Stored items
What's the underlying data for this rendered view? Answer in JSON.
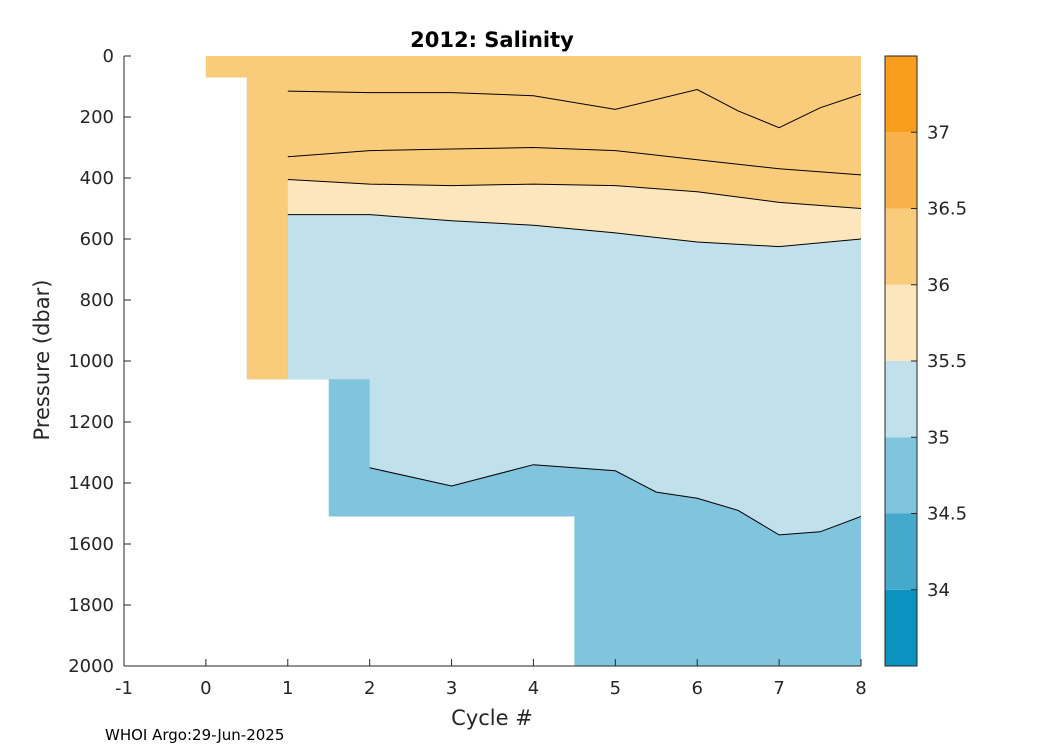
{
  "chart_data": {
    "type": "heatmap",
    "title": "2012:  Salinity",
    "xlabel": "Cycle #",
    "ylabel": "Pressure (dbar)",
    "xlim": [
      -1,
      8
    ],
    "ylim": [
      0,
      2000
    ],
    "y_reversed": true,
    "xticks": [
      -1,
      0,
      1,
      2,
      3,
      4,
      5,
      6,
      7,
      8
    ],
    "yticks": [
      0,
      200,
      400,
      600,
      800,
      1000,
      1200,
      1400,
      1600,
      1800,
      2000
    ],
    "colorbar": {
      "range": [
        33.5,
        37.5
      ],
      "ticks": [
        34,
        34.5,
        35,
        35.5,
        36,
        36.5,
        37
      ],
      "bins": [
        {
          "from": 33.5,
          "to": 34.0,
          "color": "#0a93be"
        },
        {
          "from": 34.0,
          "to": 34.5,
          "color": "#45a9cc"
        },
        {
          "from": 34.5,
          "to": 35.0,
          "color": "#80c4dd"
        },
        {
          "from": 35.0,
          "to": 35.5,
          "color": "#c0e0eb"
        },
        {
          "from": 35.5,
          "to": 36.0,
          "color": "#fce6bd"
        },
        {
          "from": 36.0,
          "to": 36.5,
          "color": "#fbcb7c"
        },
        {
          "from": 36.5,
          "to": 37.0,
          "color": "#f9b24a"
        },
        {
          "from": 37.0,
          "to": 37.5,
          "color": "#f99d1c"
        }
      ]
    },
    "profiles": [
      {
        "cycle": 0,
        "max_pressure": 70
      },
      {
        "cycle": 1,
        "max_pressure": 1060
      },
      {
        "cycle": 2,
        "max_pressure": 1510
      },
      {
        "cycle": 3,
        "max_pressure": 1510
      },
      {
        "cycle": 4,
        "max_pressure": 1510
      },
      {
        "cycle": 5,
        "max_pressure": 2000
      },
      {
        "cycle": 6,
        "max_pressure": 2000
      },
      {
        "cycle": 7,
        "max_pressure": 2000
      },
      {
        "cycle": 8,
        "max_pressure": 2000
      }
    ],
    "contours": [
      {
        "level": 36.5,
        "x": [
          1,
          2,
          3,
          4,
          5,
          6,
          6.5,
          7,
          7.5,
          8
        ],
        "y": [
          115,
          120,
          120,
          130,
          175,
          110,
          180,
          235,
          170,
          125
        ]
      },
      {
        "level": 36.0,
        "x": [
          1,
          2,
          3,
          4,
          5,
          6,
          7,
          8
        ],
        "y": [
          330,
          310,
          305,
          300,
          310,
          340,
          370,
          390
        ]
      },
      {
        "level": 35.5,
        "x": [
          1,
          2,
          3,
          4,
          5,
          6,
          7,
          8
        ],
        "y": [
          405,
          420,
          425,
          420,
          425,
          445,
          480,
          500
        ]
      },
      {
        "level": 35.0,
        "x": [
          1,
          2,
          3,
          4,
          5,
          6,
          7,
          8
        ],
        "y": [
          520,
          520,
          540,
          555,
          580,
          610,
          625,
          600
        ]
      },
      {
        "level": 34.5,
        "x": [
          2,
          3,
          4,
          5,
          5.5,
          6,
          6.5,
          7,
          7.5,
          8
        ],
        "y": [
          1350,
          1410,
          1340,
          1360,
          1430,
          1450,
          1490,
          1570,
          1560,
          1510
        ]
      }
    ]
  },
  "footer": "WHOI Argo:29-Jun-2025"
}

REQUIREMENT:
Identify all lines where the word "from" shows up. Copy them.

WORKED SOLUTION:
          "from": 33.5,
          "from": 34.0,
          "from": 34.5,
          "from": 35.0,
          "from": 35.5,
          "from": 36.0,
          "from": 36.5,
          "from": 37.0,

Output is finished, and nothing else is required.